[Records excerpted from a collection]
/---

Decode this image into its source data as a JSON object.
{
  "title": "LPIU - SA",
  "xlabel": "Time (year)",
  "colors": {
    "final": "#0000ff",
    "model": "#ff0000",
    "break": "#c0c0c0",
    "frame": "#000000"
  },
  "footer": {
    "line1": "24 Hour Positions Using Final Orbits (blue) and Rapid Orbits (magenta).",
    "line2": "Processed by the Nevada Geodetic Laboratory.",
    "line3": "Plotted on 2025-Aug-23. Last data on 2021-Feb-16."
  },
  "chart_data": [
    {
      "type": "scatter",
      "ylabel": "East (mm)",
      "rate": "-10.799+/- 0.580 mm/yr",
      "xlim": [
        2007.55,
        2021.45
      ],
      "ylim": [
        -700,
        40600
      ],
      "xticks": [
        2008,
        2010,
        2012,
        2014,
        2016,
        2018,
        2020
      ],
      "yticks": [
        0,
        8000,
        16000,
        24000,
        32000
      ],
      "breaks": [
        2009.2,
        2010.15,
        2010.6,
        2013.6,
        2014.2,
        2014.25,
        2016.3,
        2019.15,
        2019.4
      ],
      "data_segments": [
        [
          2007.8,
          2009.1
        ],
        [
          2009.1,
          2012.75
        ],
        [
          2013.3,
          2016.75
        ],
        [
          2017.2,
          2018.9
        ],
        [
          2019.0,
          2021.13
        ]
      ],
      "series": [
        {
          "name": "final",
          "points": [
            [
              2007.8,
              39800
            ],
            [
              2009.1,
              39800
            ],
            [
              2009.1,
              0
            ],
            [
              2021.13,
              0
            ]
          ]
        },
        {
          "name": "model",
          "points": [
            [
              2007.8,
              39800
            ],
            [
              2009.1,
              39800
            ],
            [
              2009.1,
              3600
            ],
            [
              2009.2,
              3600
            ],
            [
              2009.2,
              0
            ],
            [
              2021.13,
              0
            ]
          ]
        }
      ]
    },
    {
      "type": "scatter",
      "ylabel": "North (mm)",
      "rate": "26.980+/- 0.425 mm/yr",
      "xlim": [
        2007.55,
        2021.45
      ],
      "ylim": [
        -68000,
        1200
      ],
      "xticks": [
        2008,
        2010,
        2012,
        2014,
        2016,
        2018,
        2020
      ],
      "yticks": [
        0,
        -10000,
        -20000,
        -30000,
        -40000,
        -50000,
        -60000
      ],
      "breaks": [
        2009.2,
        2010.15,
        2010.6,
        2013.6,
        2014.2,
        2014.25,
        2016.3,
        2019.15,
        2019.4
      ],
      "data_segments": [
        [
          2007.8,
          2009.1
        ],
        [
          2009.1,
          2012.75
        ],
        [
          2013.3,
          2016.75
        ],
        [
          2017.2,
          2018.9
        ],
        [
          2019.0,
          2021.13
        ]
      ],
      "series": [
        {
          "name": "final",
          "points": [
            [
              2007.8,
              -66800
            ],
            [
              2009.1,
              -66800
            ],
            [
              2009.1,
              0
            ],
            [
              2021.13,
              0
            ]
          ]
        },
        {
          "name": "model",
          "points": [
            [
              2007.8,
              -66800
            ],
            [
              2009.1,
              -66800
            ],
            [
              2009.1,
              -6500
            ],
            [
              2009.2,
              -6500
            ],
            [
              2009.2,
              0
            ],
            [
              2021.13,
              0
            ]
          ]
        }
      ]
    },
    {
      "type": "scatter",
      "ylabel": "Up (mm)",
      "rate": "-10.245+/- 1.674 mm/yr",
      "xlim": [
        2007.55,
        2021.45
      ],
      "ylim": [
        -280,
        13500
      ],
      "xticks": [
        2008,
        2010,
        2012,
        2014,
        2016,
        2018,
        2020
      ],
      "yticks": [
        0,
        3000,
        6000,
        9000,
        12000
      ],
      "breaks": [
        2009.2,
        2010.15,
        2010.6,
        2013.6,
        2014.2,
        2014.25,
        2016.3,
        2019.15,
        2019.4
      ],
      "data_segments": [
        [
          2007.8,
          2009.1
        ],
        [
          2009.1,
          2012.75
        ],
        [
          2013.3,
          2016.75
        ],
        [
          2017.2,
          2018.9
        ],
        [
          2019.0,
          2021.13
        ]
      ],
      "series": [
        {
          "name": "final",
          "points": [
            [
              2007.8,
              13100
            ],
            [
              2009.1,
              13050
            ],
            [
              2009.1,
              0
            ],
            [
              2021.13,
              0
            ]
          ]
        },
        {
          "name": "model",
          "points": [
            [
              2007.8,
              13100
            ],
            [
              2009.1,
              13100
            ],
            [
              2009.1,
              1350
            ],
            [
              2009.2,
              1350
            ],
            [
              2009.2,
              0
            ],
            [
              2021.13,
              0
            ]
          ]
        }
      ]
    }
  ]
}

\---

**Task prompt**
Repeat the records above exactly.

**Result below**
Decode this image into its source data as a JSON object.
{
  "title": "LPIU - SA",
  "xlabel": "Time (year)",
  "colors": {
    "final": "#0000ff",
    "model": "#ff0000",
    "break": "#c0c0c0",
    "frame": "#000000"
  },
  "footer": {
    "line1": "24 Hour Positions Using Final Orbits (blue) and Rapid Orbits (magenta).",
    "line2": "Processed by the Nevada Geodetic Laboratory.",
    "line3": "Plotted on 2025-Aug-23. Last data on 2021-Feb-16."
  },
  "chart_data": [
    {
      "type": "scatter",
      "ylabel": "East (mm)",
      "rate": "-10.799+/- 0.580 mm/yr",
      "xlim": [
        2007.55,
        2021.45
      ],
      "ylim": [
        -700,
        40600
      ],
      "xticks": [
        2008,
        2010,
        2012,
        2014,
        2016,
        2018,
        2020
      ],
      "yticks": [
        0,
        8000,
        16000,
        24000,
        32000
      ],
      "breaks": [
        2009.2,
        2010.15,
        2010.6,
        2013.6,
        2014.2,
        2014.25,
        2016.3,
        2019.15,
        2019.4
      ],
      "data_segments": [
        [
          2007.8,
          2009.1
        ],
        [
          2009.1,
          2012.75
        ],
        [
          2013.3,
          2016.75
        ],
        [
          2017.2,
          2018.9
        ],
        [
          2019.0,
          2021.13
        ]
      ],
      "series": [
        {
          "name": "final",
          "points": [
            [
              2007.8,
              39800
            ],
            [
              2009.1,
              39800
            ],
            [
              2009.1,
              0
            ],
            [
              2021.13,
              0
            ]
          ]
        },
        {
          "name": "model",
          "points": [
            [
              2007.8,
              39800
            ],
            [
              2009.1,
              39800
            ],
            [
              2009.1,
              3600
            ],
            [
              2009.2,
              3600
            ],
            [
              2009.2,
              0
            ],
            [
              2021.13,
              0
            ]
          ]
        }
      ]
    },
    {
      "type": "scatter",
      "ylabel": "North (mm)",
      "rate": "26.980+/- 0.425 mm/yr",
      "xlim": [
        2007.55,
        2021.45
      ],
      "ylim": [
        -68000,
        1200
      ],
      "xticks": [
        2008,
        2010,
        2012,
        2014,
        2016,
        2018,
        2020
      ],
      "yticks": [
        0,
        -10000,
        -20000,
        -30000,
        -40000,
        -50000,
        -60000
      ],
      "breaks": [
        2009.2,
        2010.15,
        2010.6,
        2013.6,
        2014.2,
        2014.25,
        2016.3,
        2019.15,
        2019.4
      ],
      "data_segments": [
        [
          2007.8,
          2009.1
        ],
        [
          2009.1,
          2012.75
        ],
        [
          2013.3,
          2016.75
        ],
        [
          2017.2,
          2018.9
        ],
        [
          2019.0,
          2021.13
        ]
      ],
      "series": [
        {
          "name": "final",
          "points": [
            [
              2007.8,
              -66800
            ],
            [
              2009.1,
              -66800
            ],
            [
              2009.1,
              0
            ],
            [
              2021.13,
              0
            ]
          ]
        },
        {
          "name": "model",
          "points": [
            [
              2007.8,
              -66800
            ],
            [
              2009.1,
              -66800
            ],
            [
              2009.1,
              -6500
            ],
            [
              2009.2,
              -6500
            ],
            [
              2009.2,
              0
            ],
            [
              2021.13,
              0
            ]
          ]
        }
      ]
    },
    {
      "type": "scatter",
      "ylabel": "Up (mm)",
      "rate": "-10.245+/- 1.674 mm/yr",
      "xlim": [
        2007.55,
        2021.45
      ],
      "ylim": [
        -280,
        13500
      ],
      "xticks": [
        2008,
        2010,
        2012,
        2014,
        2016,
        2018,
        2020
      ],
      "yticks": [
        0,
        3000,
        6000,
        9000,
        12000
      ],
      "breaks": [
        2009.2,
        2010.15,
        2010.6,
        2013.6,
        2014.2,
        2014.25,
        2016.3,
        2019.15,
        2019.4
      ],
      "data_segments": [
        [
          2007.8,
          2009.1
        ],
        [
          2009.1,
          2012.75
        ],
        [
          2013.3,
          2016.75
        ],
        [
          2017.2,
          2018.9
        ],
        [
          2019.0,
          2021.13
        ]
      ],
      "series": [
        {
          "name": "final",
          "points": [
            [
              2007.8,
              13100
            ],
            [
              2009.1,
              13050
            ],
            [
              2009.1,
              0
            ],
            [
              2021.13,
              0
            ]
          ]
        },
        {
          "name": "model",
          "points": [
            [
              2007.8,
              13100
            ],
            [
              2009.1,
              13100
            ],
            [
              2009.1,
              1350
            ],
            [
              2009.2,
              1350
            ],
            [
              2009.2,
              0
            ],
            [
              2021.13,
              0
            ]
          ]
        }
      ]
    }
  ]
}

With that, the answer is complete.